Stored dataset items
____________

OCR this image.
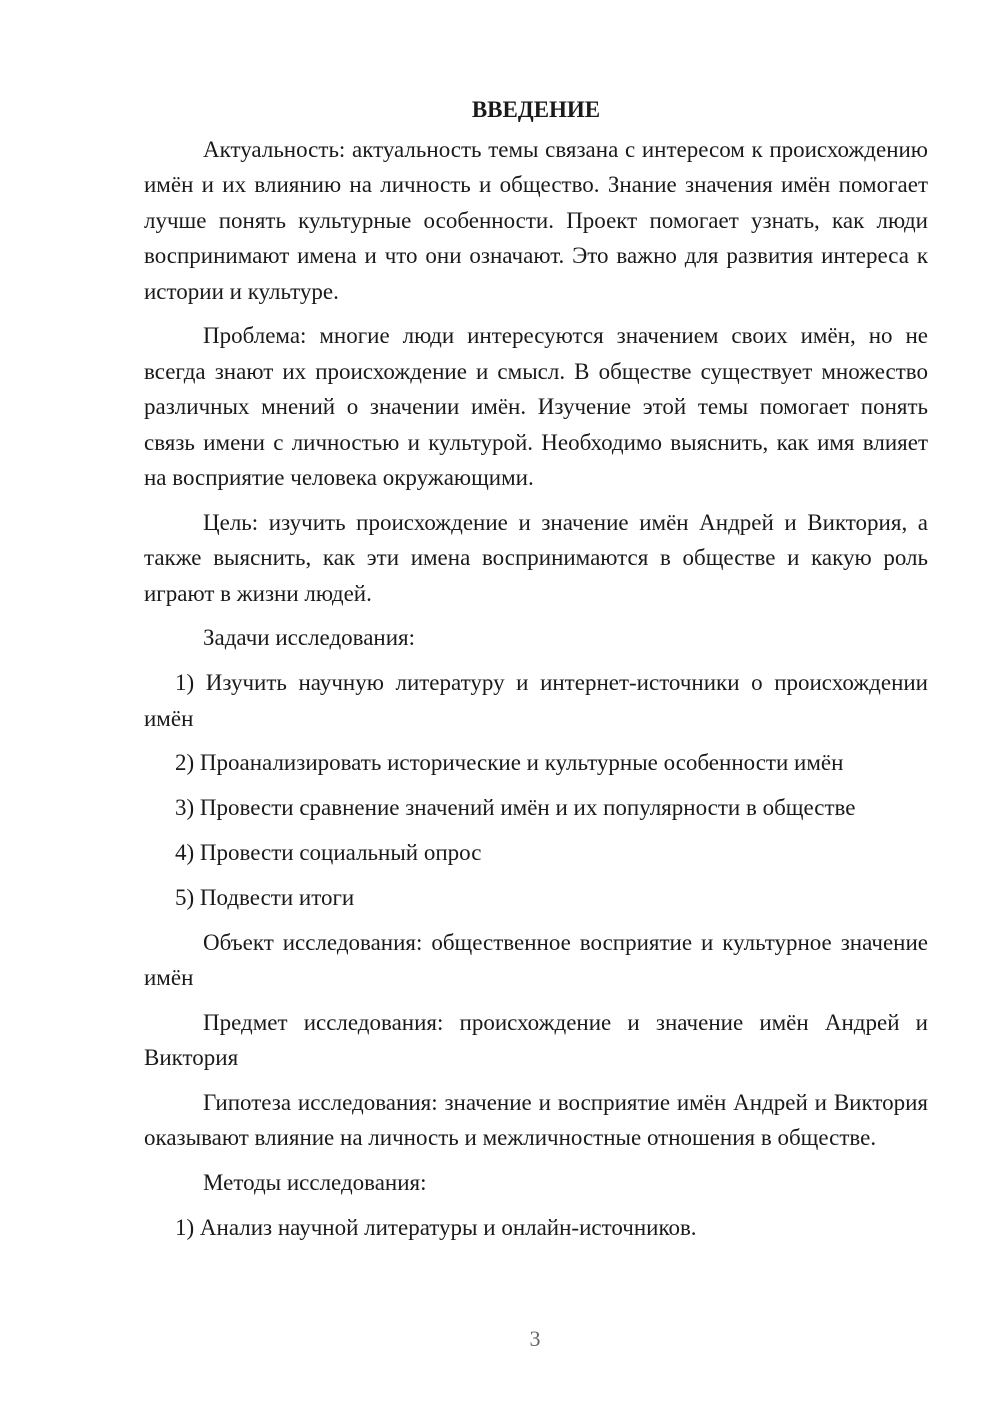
ВВЕДЕНИЕ

Актуальность: актуальность темы связана с интересом к происхождению имён и их влиянию на личность и общество. Знание значения имён помогает лучше понять культурные особенности. Проект помогает узнать, как люди воспринимают имена и что они означают. Это важно для развития интереса к истории и культуре.

Проблема: многие люди интересуются значением своих имён, но не всегда знают их происхождение и смысл. В обществе существует множество различных мнений о значении имён. Изучение этой темы помогает понять связь имени с личностью и культурой. Необходимо выяснить, как имя влияет на восприятие человека окружающими.

Цель: изучить происхождение и значение имён Андрей и Виктория, а также выяснить, как эти имена воспринимаются в обществе и какую роль играют в жизни людей.

Задачи исследования:

1) Изучить научную литературу и интернет-источники о происхождении имён

2) Проанализировать исторические и культурные особенности имён

3) Провести сравнение значений имён и их популярности в обществе

4) Провести социальный опрос

5) Подвести итоги

Объект исследования: общественное восприятие и культурное значение имён

Предмет исследования: происхождение и значение имён Андрей и Виктория

Гипотеза исследования: значение и восприятие имён Андрей и Виктория оказывают влияние на личность и межличностные отношения в обществе.

Методы исследования:

1) Анализ научной литературы и онлайн-источников.

3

____________

● **What is being asked**: Without the pictures, write out every entry precisely as it appears.

● **Answer for this exercise**:
OCR this image.
ВВЕДЕНИЕ

Актуальность: актуальность темы связана с интересом к происхождению имён и их влиянию на личность и общество. Знание значения имён помогает лучше понять культурные особенности. Проект помогает узнать, как люди воспринимают имена и что они означают. Это важно для развития интереса к истории и культуре.

Проблема: многие люди интересуются значением своих имён, но не всегда знают их происхождение и смысл. В обществе существует множество различных мнений о значении имён. Изучение этой темы помогает понять связь имени с личностью и культурой. Необходимо выяснить, как имя влияет на восприятие человека окружающими.

Цель: изучить происхождение и значение имён Андрей и Виктория, а также выяснить, как эти имена воспринимаются в обществе и какую роль играют в жизни людей.

Задачи исследования:

1) Изучить научную литературу и интернет-источники о происхождении имён

2) Проанализировать исторические и культурные особенности имён

3) Провести сравнение значений имён и их популярности в обществе

4) Провести социальный опрос

5) Подвести итоги

Объект исследования: общественное восприятие и культурное значение имён

Предмет исследования: происхождение и значение имён Андрей и Виктория

Гипотеза исследования: значение и восприятие имён Андрей и Виктория оказывают влияние на личность и межличностные отношения в обществе.

Методы исследования:

1) Анализ научной литературы и онлайн-источников.

3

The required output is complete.